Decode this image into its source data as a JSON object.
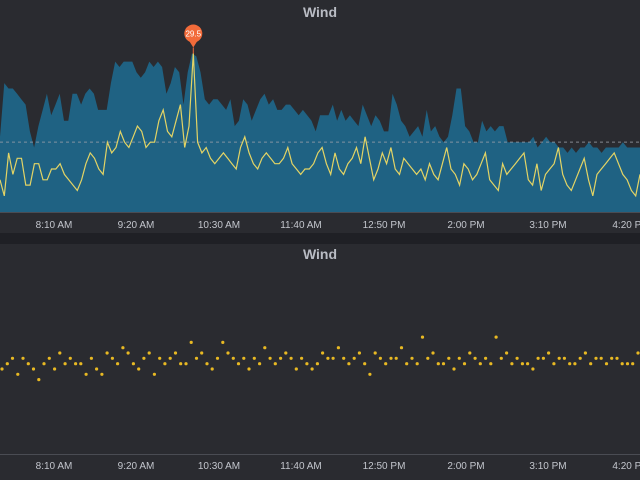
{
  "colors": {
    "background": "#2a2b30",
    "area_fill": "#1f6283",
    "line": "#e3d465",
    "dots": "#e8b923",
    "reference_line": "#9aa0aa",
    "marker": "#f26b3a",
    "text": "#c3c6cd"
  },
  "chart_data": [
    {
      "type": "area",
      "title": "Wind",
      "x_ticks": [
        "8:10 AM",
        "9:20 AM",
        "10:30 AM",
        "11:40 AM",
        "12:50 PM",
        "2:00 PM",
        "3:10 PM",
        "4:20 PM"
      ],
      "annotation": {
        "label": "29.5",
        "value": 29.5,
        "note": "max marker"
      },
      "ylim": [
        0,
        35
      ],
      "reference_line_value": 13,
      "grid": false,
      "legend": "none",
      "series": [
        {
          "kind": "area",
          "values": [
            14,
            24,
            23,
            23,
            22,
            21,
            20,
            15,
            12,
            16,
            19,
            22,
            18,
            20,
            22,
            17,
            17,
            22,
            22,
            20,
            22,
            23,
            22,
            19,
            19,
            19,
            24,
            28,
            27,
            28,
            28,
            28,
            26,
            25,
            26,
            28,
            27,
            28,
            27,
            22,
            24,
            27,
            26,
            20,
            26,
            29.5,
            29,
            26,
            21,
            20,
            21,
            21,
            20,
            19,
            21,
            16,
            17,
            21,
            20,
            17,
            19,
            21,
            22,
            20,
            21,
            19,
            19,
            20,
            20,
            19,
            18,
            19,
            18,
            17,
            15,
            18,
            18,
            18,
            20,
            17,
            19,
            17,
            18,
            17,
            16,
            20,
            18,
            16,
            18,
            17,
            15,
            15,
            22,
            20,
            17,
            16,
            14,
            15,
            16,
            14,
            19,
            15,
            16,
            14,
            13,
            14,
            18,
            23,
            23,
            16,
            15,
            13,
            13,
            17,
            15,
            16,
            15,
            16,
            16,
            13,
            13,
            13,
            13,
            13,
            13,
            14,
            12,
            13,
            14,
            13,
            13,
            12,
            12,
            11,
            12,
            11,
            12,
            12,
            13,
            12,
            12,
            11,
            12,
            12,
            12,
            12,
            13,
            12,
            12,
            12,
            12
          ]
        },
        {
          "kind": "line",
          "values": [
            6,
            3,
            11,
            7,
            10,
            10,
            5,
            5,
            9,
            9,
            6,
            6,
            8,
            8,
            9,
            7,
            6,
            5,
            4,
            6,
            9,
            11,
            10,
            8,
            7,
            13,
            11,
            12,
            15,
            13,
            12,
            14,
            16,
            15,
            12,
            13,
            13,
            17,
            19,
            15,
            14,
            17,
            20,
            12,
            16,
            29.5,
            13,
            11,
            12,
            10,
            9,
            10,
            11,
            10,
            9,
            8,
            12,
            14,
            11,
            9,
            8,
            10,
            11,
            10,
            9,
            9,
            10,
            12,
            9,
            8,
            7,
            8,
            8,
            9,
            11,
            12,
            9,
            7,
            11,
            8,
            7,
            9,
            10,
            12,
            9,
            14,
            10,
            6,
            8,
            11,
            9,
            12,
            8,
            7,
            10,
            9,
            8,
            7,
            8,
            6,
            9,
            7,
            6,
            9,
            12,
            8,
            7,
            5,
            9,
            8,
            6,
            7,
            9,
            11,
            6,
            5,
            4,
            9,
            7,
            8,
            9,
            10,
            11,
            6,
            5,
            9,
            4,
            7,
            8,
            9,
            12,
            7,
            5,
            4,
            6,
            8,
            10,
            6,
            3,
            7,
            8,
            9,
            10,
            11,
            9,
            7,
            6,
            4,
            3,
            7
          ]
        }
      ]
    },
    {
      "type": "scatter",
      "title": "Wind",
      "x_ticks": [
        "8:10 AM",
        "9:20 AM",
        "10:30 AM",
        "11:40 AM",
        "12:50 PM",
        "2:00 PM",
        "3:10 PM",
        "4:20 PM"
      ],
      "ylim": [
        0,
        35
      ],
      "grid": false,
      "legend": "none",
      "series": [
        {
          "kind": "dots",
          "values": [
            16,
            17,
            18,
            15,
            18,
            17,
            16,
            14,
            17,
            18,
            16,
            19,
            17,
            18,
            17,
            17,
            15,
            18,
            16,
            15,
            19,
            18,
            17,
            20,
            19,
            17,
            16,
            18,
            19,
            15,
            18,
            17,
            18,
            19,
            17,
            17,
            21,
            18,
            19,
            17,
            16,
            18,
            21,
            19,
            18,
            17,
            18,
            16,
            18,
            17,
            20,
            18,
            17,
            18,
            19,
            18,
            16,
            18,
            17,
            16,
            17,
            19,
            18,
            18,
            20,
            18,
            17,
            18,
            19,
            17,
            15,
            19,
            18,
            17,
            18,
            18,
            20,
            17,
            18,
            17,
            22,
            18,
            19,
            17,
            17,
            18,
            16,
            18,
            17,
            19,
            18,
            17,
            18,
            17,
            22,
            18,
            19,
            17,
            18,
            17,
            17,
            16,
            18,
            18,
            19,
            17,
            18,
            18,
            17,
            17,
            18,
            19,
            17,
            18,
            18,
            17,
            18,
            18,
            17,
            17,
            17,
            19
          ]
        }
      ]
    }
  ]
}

______________________________

Reproduce the whole listing word for word, setting aside any pictures.

- [Response to the exercise]
Decode this image into its source data as a JSON object.
{
  "colors": {
    "background": "#2a2b30",
    "area_fill": "#1f6283",
    "line": "#e3d465",
    "dots": "#e8b923",
    "reference_line": "#9aa0aa",
    "marker": "#f26b3a",
    "text": "#c3c6cd"
  },
  "chart_data": [
    {
      "type": "area",
      "title": "Wind",
      "x_ticks": [
        "8:10 AM",
        "9:20 AM",
        "10:30 AM",
        "11:40 AM",
        "12:50 PM",
        "2:00 PM",
        "3:10 PM",
        "4:20 PM"
      ],
      "annotation": {
        "label": "29.5",
        "value": 29.5,
        "note": "max marker"
      },
      "ylim": [
        0,
        35
      ],
      "reference_line_value": 13,
      "grid": false,
      "legend": "none",
      "series": [
        {
          "kind": "area",
          "values": [
            14,
            24,
            23,
            23,
            22,
            21,
            20,
            15,
            12,
            16,
            19,
            22,
            18,
            20,
            22,
            17,
            17,
            22,
            22,
            20,
            22,
            23,
            22,
            19,
            19,
            19,
            24,
            28,
            27,
            28,
            28,
            28,
            26,
            25,
            26,
            28,
            27,
            28,
            27,
            22,
            24,
            27,
            26,
            20,
            26,
            29.5,
            29,
            26,
            21,
            20,
            21,
            21,
            20,
            19,
            21,
            16,
            17,
            21,
            20,
            17,
            19,
            21,
            22,
            20,
            21,
            19,
            19,
            20,
            20,
            19,
            18,
            19,
            18,
            17,
            15,
            18,
            18,
            18,
            20,
            17,
            19,
            17,
            18,
            17,
            16,
            20,
            18,
            16,
            18,
            17,
            15,
            15,
            22,
            20,
            17,
            16,
            14,
            15,
            16,
            14,
            19,
            15,
            16,
            14,
            13,
            14,
            18,
            23,
            23,
            16,
            15,
            13,
            13,
            17,
            15,
            16,
            15,
            16,
            16,
            13,
            13,
            13,
            13,
            13,
            13,
            14,
            12,
            13,
            14,
            13,
            13,
            12,
            12,
            11,
            12,
            11,
            12,
            12,
            13,
            12,
            12,
            11,
            12,
            12,
            12,
            12,
            13,
            12,
            12,
            12,
            12
          ]
        },
        {
          "kind": "line",
          "values": [
            6,
            3,
            11,
            7,
            10,
            10,
            5,
            5,
            9,
            9,
            6,
            6,
            8,
            8,
            9,
            7,
            6,
            5,
            4,
            6,
            9,
            11,
            10,
            8,
            7,
            13,
            11,
            12,
            15,
            13,
            12,
            14,
            16,
            15,
            12,
            13,
            13,
            17,
            19,
            15,
            14,
            17,
            20,
            12,
            16,
            29.5,
            13,
            11,
            12,
            10,
            9,
            10,
            11,
            10,
            9,
            8,
            12,
            14,
            11,
            9,
            8,
            10,
            11,
            10,
            9,
            9,
            10,
            12,
            9,
            8,
            7,
            8,
            8,
            9,
            11,
            12,
            9,
            7,
            11,
            8,
            7,
            9,
            10,
            12,
            9,
            14,
            10,
            6,
            8,
            11,
            9,
            12,
            8,
            7,
            10,
            9,
            8,
            7,
            8,
            6,
            9,
            7,
            6,
            9,
            12,
            8,
            7,
            5,
            9,
            8,
            6,
            7,
            9,
            11,
            6,
            5,
            4,
            9,
            7,
            8,
            9,
            10,
            11,
            6,
            5,
            9,
            4,
            7,
            8,
            9,
            12,
            7,
            5,
            4,
            6,
            8,
            10,
            6,
            3,
            7,
            8,
            9,
            10,
            11,
            9,
            7,
            6,
            4,
            3,
            7
          ]
        }
      ]
    },
    {
      "type": "scatter",
      "title": "Wind",
      "x_ticks": [
        "8:10 AM",
        "9:20 AM",
        "10:30 AM",
        "11:40 AM",
        "12:50 PM",
        "2:00 PM",
        "3:10 PM",
        "4:20 PM"
      ],
      "ylim": [
        0,
        35
      ],
      "grid": false,
      "legend": "none",
      "series": [
        {
          "kind": "dots",
          "values": [
            16,
            17,
            18,
            15,
            18,
            17,
            16,
            14,
            17,
            18,
            16,
            19,
            17,
            18,
            17,
            17,
            15,
            18,
            16,
            15,
            19,
            18,
            17,
            20,
            19,
            17,
            16,
            18,
            19,
            15,
            18,
            17,
            18,
            19,
            17,
            17,
            21,
            18,
            19,
            17,
            16,
            18,
            21,
            19,
            18,
            17,
            18,
            16,
            18,
            17,
            20,
            18,
            17,
            18,
            19,
            18,
            16,
            18,
            17,
            16,
            17,
            19,
            18,
            18,
            20,
            18,
            17,
            18,
            19,
            17,
            15,
            19,
            18,
            17,
            18,
            18,
            20,
            17,
            18,
            17,
            22,
            18,
            19,
            17,
            17,
            18,
            16,
            18,
            17,
            19,
            18,
            17,
            18,
            17,
            22,
            18,
            19,
            17,
            18,
            17,
            17,
            16,
            18,
            18,
            19,
            17,
            18,
            18,
            17,
            17,
            18,
            19,
            17,
            18,
            18,
            17,
            18,
            18,
            17,
            17,
            17,
            19
          ]
        }
      ]
    }
  ]
}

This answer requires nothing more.